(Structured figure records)

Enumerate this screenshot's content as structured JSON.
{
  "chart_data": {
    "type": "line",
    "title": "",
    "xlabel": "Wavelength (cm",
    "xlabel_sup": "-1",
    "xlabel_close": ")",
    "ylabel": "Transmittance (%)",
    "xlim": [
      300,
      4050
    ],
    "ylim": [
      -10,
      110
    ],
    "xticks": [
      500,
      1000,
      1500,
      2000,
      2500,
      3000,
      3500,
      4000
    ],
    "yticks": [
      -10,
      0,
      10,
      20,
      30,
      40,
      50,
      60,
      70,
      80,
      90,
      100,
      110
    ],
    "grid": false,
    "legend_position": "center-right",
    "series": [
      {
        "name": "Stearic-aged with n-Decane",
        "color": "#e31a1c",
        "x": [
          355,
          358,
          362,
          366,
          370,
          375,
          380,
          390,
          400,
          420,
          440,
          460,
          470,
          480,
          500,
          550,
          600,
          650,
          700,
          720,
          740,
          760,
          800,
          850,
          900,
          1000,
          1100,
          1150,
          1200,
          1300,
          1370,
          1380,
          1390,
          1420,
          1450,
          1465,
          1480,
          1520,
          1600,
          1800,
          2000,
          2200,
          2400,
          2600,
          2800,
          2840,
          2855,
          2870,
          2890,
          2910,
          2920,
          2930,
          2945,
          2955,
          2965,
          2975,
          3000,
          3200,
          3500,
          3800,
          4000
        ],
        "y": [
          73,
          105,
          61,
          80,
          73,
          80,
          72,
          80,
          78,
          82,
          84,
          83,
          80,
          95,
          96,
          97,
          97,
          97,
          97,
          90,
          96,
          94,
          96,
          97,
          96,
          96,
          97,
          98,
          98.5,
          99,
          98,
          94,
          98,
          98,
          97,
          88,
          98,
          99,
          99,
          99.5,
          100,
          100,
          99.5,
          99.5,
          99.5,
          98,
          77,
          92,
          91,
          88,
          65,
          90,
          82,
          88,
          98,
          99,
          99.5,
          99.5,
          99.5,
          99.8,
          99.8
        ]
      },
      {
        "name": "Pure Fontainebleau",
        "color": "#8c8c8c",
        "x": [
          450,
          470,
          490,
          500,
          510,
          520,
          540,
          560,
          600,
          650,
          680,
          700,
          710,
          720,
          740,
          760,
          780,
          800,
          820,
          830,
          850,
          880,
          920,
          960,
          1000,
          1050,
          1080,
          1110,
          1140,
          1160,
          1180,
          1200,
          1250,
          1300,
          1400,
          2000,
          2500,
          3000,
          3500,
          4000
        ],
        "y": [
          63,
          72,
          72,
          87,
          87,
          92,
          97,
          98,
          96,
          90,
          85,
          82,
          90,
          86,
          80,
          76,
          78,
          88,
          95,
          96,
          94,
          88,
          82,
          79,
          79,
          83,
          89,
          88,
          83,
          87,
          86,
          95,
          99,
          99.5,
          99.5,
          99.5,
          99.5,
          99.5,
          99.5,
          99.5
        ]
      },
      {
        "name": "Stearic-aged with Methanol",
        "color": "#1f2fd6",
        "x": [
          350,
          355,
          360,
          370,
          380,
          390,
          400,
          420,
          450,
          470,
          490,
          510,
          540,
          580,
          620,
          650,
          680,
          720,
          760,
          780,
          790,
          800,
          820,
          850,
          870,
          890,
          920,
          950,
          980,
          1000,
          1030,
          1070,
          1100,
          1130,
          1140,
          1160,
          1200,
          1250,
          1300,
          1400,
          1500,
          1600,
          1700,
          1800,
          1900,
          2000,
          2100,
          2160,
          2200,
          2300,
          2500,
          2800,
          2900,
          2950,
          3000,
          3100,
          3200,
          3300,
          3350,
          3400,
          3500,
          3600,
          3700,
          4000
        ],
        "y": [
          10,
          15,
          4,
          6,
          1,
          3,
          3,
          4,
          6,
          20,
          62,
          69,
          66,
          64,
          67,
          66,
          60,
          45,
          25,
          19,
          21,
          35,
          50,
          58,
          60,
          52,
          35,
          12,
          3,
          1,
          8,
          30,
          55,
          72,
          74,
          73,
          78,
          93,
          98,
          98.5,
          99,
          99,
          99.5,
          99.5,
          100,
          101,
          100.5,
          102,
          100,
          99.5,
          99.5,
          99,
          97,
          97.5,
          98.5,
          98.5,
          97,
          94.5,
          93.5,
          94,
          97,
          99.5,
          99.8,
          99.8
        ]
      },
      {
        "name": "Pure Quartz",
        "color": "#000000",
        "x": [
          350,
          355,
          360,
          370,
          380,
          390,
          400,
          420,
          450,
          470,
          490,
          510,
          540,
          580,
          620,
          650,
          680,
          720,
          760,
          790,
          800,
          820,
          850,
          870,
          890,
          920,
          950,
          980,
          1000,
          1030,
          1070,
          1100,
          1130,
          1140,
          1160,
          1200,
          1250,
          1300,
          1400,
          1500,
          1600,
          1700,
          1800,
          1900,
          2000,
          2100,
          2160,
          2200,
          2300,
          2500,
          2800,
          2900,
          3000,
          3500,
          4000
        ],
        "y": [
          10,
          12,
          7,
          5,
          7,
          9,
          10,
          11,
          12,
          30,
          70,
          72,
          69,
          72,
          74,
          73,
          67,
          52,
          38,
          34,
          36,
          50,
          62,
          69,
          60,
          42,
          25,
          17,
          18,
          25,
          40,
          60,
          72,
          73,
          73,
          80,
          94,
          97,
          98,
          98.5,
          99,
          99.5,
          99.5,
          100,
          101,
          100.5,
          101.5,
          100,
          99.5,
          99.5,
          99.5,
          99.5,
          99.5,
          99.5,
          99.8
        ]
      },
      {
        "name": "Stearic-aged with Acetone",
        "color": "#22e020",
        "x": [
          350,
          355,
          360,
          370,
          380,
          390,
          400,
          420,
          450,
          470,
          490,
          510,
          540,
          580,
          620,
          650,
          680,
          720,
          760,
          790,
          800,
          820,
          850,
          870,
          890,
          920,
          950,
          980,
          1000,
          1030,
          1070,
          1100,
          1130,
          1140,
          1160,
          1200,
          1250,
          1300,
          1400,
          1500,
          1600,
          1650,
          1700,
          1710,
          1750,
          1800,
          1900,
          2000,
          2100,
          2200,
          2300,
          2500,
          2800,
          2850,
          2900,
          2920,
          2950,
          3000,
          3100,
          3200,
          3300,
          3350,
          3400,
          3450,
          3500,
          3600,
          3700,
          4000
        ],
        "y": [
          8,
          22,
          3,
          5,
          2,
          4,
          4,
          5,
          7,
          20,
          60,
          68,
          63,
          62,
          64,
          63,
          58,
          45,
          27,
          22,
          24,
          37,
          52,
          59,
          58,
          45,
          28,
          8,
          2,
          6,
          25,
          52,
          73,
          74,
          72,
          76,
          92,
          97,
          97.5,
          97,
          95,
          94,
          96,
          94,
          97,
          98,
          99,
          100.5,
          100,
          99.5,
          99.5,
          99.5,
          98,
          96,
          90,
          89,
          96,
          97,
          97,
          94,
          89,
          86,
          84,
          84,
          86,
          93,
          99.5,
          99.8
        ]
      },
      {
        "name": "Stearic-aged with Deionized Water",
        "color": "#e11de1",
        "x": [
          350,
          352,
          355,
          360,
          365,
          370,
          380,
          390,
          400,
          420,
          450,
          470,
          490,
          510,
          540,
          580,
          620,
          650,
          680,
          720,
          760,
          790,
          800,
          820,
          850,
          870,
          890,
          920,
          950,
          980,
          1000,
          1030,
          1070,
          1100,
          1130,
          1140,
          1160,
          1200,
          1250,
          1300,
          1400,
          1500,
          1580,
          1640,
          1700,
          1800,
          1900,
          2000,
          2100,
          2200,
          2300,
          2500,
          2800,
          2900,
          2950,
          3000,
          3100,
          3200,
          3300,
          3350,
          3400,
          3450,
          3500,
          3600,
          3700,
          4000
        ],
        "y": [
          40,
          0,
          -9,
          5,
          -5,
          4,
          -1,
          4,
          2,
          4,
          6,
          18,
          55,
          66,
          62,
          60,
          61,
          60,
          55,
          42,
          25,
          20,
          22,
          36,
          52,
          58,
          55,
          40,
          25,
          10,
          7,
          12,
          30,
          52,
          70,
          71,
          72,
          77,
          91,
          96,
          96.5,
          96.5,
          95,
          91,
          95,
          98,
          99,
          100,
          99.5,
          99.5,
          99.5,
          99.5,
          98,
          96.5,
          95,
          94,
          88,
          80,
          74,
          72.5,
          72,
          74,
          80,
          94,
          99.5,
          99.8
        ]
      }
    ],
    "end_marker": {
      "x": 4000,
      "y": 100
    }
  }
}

◆ WHAT YOU WILL DO ◆
Each line containing "aged" counts once; state the total number of such lines and nothing else.

◆ RESULT OF THE EXERCISE ◆
4